╭──

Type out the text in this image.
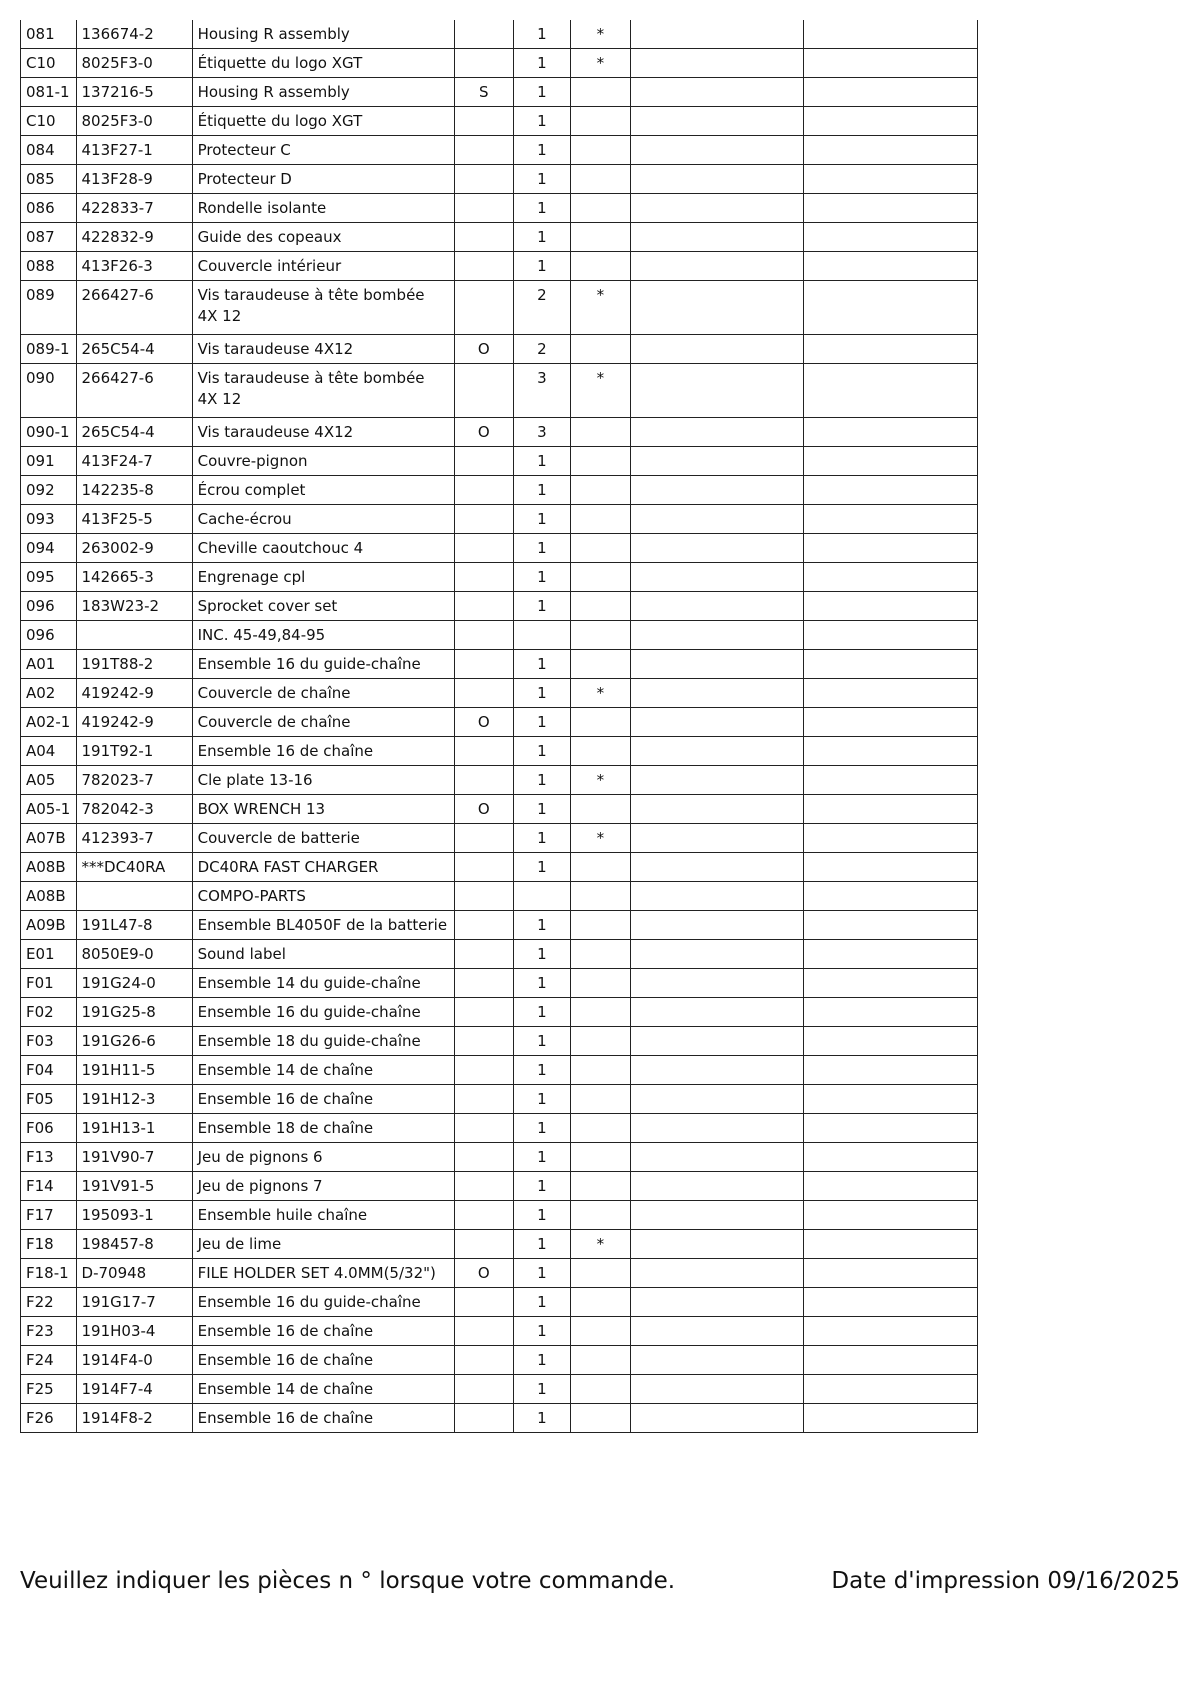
081	136674-2	Housing R assembly		1	*		
C10	8025F3-0	Étiquette du logo XGT		1	*		
081-1	137216-5	Housing R assembly	S	1			
C10	8025F3-0	Étiquette du logo XGT		1			
084	413F27-1	Protecteur C		1			
085	413F28-9	Protecteur D		1			
086	422833-7	Rondelle isolante		1			
087	422832-9	Guide des copeaux		1			
088	413F26-3	Couvercle intérieur		1			
089	266427-6	Vis taraudeuse à tête bombée 4X 12		2	*		
089-1	265C54-4	Vis taraudeuse 4X12	O	2			
090	266427-6	Vis taraudeuse à tête bombée 4X 12		3	*		
090-1	265C54-4	Vis taraudeuse 4X12	O	3			
091	413F24-7	Couvre-pignon		1			
092	142235-8	Écrou complet		1			
093	413F25-5	Cache-écrou		1			
094	263002-9	Cheville caoutchouc 4		1			
095	142665-3	Engrenage cpl		1			
096	183W23-2	Sprocket cover set		1			
096		INC. 45-49,84-95					
A01	191T88-2	Ensemble 16 du guide-chaîne		1			
A02	419242-9	Couvercle de chaîne		1	*		
A02-1	419242-9	Couvercle de chaîne	O	1			
A04	191T92-1	Ensemble 16 de chaîne		1			
A05	782023-7	Cle plate 13-16		1	*		
A05-1	782042-3	BOX WRENCH 13	O	1			
A07B	412393-7	Couvercle de batterie		1	*		
A08B	***DC40RA	DC40RA FAST CHARGER		1			
A08B		COMPO-PARTS					
A09B	191L47-8	Ensemble BL4050F de la batterie		1			
E01	8050E9-0	Sound label		1			
F01	191G24-0	Ensemble 14 du guide-chaîne		1			
F02	191G25-8	Ensemble 16 du guide-chaîne		1			
F03	191G26-6	Ensemble 18 du guide-chaîne		1			
F04	191H11-5	Ensemble 14 de chaîne		1			
F05	191H12-3	Ensemble 16 de chaîne		1			
F06	191H13-1	Ensemble 18 de chaîne		1			
F13	191V90-7	Jeu de pignons 6		1			
F14	191V91-5	Jeu de pignons 7		1			
F17	195093-1	Ensemble huile chaîne		1			
F18	198457-8	Jeu de lime		1	*		
F18-1	D-70948	FILE HOLDER SET 4.0MM(5/32")	O	1			
F22	191G17-7	Ensemble 16 du guide-chaîne		1			
F23	191H03-4	Ensemble 16 de chaîne		1			
F24	1914F4-0	Ensemble 16 de chaîne		1			
F25	1914F7-4	Ensemble 14 de chaîne		1			
F26	1914F8-2	Ensemble 16 de chaîne		1			
Veuillez indiquer les pièces n ° lorsque votre commande.	Date d'impression 09/16/2025
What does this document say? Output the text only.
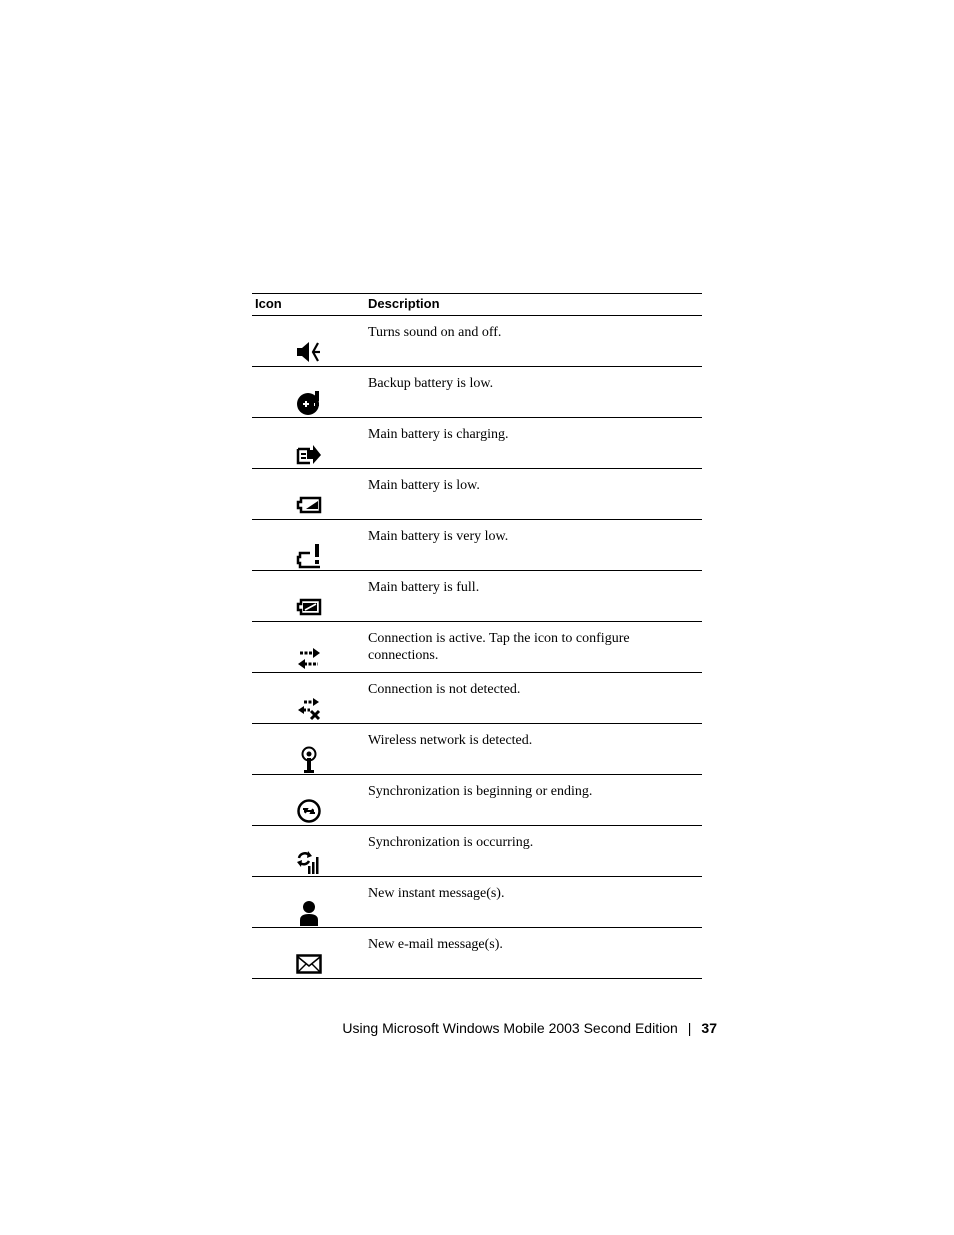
Icon	Description
Turns sound on and off.
Backup battery is low.
Main battery is charging.
Main battery is low.
Main battery is very low.
Main battery is full.
Connection is active. Tap the icon to configure connections.
Connection is not detected.
Wireless network is detected.
Synchronization is beginning or ending.
Synchronization is occurring.
New instant message(s).
New e-mail message(s).
Using Microsoft Windows Mobile 2003 Second Edition | 37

╰──

Quote everything in the listing above exactly; pictures are the only thing to omit.

**THE RESPONSE:**
Type out the text in this image.
081	136674-2	Housing R assembly		1	*		
C10	8025F3-0	Étiquette du logo XGT		1	*		
081-1	137216-5	Housing R assembly	S	1			
C10	8025F3-0	Étiquette du logo XGT		1			
084	413F27-1	Protecteur C		1			
085	413F28-9	Protecteur D		1			
086	422833-7	Rondelle isolante		1			
087	422832-9	Guide des copeaux		1			
088	413F26-3	Couvercle intérieur		1			
089	266427-6	Vis taraudeuse à tête bombée 4X 12		2	*		
089-1	265C54-4	Vis taraudeuse 4X12	O	2			
090	266427-6	Vis taraudeuse à tête bombée 4X 12		3	*		
090-1	265C54-4	Vis taraudeuse 4X12	O	3			
091	413F24-7	Couvre-pignon		1			
092	142235-8	Écrou complet		1			
093	413F25-5	Cache-écrou		1			
094	263002-9	Cheville caoutchouc 4		1			
095	142665-3	Engrenage cpl		1			
096	183W23-2	Sprocket cover set		1			
096		INC. 45-49,84-95					
A01	191T88-2	Ensemble 16 du guide-chaîne		1			
A02	419242-9	Couvercle de chaîne		1	*		
A02-1	419242-9	Couvercle de chaîne	O	1			
A04	191T92-1	Ensemble 16 de chaîne		1			
A05	782023-7	Cle plate 13-16		1	*		
A05-1	782042-3	BOX WRENCH 13	O	1			
A07B	412393-7	Couvercle de batterie		1	*		
A08B	***DC40RA	DC40RA FAST CHARGER		1			
A08B		COMPO-PARTS					
A09B	191L47-8	Ensemble BL4050F de la batterie		1			
E01	8050E9-0	Sound label		1			
F01	191G24-0	Ensemble 14 du guide-chaîne		1			
F02	191G25-8	Ensemble 16 du guide-chaîne		1			
F03	191G26-6	Ensemble 18 du guide-chaîne		1			
F04	191H11-5	Ensemble 14 de chaîne		1			
F05	191H12-3	Ensemble 16 de chaîne		1			
F06	191H13-1	Ensemble 18 de chaîne		1			
F13	191V90-7	Jeu de pignons 6		1			
F14	191V91-5	Jeu de pignons 7		1			
F17	195093-1	Ensemble huile chaîne		1			
F18	198457-8	Jeu de lime		1	*		
F18-1	D-70948	FILE HOLDER SET 4.0MM(5/32")	O	1			
F22	191G17-7	Ensemble 16 du guide-chaîne		1			
F23	191H03-4	Ensemble 16 de chaîne		1			
F24	1914F4-0	Ensemble 16 de chaîne		1			
F25	1914F7-4	Ensemble 14 de chaîne		1			
F26	1914F8-2	Ensemble 16 de chaîne		1			
Veuillez indiquer les pièces n ° lorsque votre commande.	Date d'impression 09/16/2025
What does this document say? Output the text only.
Icon	Description
Turns sound on and off.
Backup battery is low.
Main battery is charging.
Main battery is low.
Main battery is very low.
Main battery is full.
Connection is active. Tap the icon to configure connections.
Connection is not detected.
Wireless network is detected.
Synchronization is beginning or ending.
Synchronization is occurring.
New instant message(s).
New e-mail message(s).
Using Microsoft Windows Mobile 2003 Second Edition | 37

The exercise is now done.